• **WORK INSTRUCTIONS**: Take down each entry exactly as written.

(Stored data entries)
────────────────
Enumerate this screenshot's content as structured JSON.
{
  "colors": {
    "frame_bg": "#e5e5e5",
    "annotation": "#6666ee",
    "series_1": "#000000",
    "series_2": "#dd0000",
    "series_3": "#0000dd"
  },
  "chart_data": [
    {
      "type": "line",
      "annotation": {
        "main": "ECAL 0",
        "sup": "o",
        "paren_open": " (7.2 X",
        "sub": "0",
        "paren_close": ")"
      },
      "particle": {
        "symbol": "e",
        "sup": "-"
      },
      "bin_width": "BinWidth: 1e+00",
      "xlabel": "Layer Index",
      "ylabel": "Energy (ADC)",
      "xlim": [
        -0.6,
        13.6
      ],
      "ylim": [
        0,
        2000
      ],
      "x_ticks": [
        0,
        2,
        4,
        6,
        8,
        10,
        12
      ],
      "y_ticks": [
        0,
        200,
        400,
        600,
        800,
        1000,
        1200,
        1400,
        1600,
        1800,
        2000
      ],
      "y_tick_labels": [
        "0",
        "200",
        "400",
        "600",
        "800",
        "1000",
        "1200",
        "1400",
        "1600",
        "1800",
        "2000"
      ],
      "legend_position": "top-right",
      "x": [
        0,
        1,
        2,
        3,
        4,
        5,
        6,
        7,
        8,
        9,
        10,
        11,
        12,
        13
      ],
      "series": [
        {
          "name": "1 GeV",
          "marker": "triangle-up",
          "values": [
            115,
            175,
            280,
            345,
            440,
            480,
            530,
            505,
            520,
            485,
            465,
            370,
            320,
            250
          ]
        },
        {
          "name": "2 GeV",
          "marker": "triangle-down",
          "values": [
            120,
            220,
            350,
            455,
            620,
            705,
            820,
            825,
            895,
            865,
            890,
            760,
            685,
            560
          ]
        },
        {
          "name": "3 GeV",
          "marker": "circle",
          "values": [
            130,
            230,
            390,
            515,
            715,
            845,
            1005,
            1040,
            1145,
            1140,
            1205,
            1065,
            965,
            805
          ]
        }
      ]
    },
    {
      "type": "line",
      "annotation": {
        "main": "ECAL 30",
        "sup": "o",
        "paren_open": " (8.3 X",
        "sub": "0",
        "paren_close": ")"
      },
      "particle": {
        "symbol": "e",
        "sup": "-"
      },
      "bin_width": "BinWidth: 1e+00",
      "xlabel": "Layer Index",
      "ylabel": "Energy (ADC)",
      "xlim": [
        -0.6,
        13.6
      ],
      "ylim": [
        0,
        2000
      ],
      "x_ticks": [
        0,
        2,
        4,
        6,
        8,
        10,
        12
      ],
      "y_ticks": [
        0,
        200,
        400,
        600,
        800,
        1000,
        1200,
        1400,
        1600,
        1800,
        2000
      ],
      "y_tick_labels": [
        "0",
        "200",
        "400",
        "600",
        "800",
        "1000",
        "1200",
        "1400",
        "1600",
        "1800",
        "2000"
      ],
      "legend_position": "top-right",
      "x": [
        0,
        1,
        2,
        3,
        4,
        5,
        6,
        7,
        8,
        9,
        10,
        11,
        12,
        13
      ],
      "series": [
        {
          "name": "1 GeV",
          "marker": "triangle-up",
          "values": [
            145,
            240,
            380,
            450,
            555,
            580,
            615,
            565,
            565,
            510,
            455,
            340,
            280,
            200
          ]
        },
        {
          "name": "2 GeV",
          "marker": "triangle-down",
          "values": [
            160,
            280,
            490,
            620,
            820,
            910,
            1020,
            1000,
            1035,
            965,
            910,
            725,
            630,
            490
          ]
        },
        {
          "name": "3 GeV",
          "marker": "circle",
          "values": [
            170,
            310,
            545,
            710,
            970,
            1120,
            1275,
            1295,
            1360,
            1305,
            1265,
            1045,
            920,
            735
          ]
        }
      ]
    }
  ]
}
────────────────
• **RESPONSE FOR THIS EXERCISE**:
Enumerate this screenshot's content as structured JSON.
{
  "colors": {
    "frame_bg": "#e5e5e5",
    "annotation": "#6666ee",
    "series_1": "#000000",
    "series_2": "#dd0000",
    "series_3": "#0000dd"
  },
  "chart_data": [
    {
      "type": "line",
      "annotation": {
        "main": "ECAL 0",
        "sup": "o",
        "paren_open": " (7.2 X",
        "sub": "0",
        "paren_close": ")"
      },
      "particle": {
        "symbol": "e",
        "sup": "-"
      },
      "bin_width": "BinWidth: 1e+00",
      "xlabel": "Layer Index",
      "ylabel": "Energy (ADC)",
      "xlim": [
        -0.6,
        13.6
      ],
      "ylim": [
        0,
        2000
      ],
      "x_ticks": [
        0,
        2,
        4,
        6,
        8,
        10,
        12
      ],
      "y_ticks": [
        0,
        200,
        400,
        600,
        800,
        1000,
        1200,
        1400,
        1600,
        1800,
        2000
      ],
      "y_tick_labels": [
        "0",
        "200",
        "400",
        "600",
        "800",
        "1000",
        "1200",
        "1400",
        "1600",
        "1800",
        "2000"
      ],
      "legend_position": "top-right",
      "x": [
        0,
        1,
        2,
        3,
        4,
        5,
        6,
        7,
        8,
        9,
        10,
        11,
        12,
        13
      ],
      "series": [
        {
          "name": "1 GeV",
          "marker": "triangle-up",
          "values": [
            115,
            175,
            280,
            345,
            440,
            480,
            530,
            505,
            520,
            485,
            465,
            370,
            320,
            250
          ]
        },
        {
          "name": "2 GeV",
          "marker": "triangle-down",
          "values": [
            120,
            220,
            350,
            455,
            620,
            705,
            820,
            825,
            895,
            865,
            890,
            760,
            685,
            560
          ]
        },
        {
          "name": "3 GeV",
          "marker": "circle",
          "values": [
            130,
            230,
            390,
            515,
            715,
            845,
            1005,
            1040,
            1145,
            1140,
            1205,
            1065,
            965,
            805
          ]
        }
      ]
    },
    {
      "type": "line",
      "annotation": {
        "main": "ECAL 30",
        "sup": "o",
        "paren_open": " (8.3 X",
        "sub": "0",
        "paren_close": ")"
      },
      "particle": {
        "symbol": "e",
        "sup": "-"
      },
      "bin_width": "BinWidth: 1e+00",
      "xlabel": "Layer Index",
      "ylabel": "Energy (ADC)",
      "xlim": [
        -0.6,
        13.6
      ],
      "ylim": [
        0,
        2000
      ],
      "x_ticks": [
        0,
        2,
        4,
        6,
        8,
        10,
        12
      ],
      "y_ticks": [
        0,
        200,
        400,
        600,
        800,
        1000,
        1200,
        1400,
        1600,
        1800,
        2000
      ],
      "y_tick_labels": [
        "0",
        "200",
        "400",
        "600",
        "800",
        "1000",
        "1200",
        "1400",
        "1600",
        "1800",
        "2000"
      ],
      "legend_position": "top-right",
      "x": [
        0,
        1,
        2,
        3,
        4,
        5,
        6,
        7,
        8,
        9,
        10,
        11,
        12,
        13
      ],
      "series": [
        {
          "name": "1 GeV",
          "marker": "triangle-up",
          "values": [
            145,
            240,
            380,
            450,
            555,
            580,
            615,
            565,
            565,
            510,
            455,
            340,
            280,
            200
          ]
        },
        {
          "name": "2 GeV",
          "marker": "triangle-down",
          "values": [
            160,
            280,
            490,
            620,
            820,
            910,
            1020,
            1000,
            1035,
            965,
            910,
            725,
            630,
            490
          ]
        },
        {
          "name": "3 GeV",
          "marker": "circle",
          "values": [
            170,
            310,
            545,
            710,
            970,
            1120,
            1275,
            1295,
            1360,
            1305,
            1265,
            1045,
            920,
            735
          ]
        }
      ]
    }
  ]
}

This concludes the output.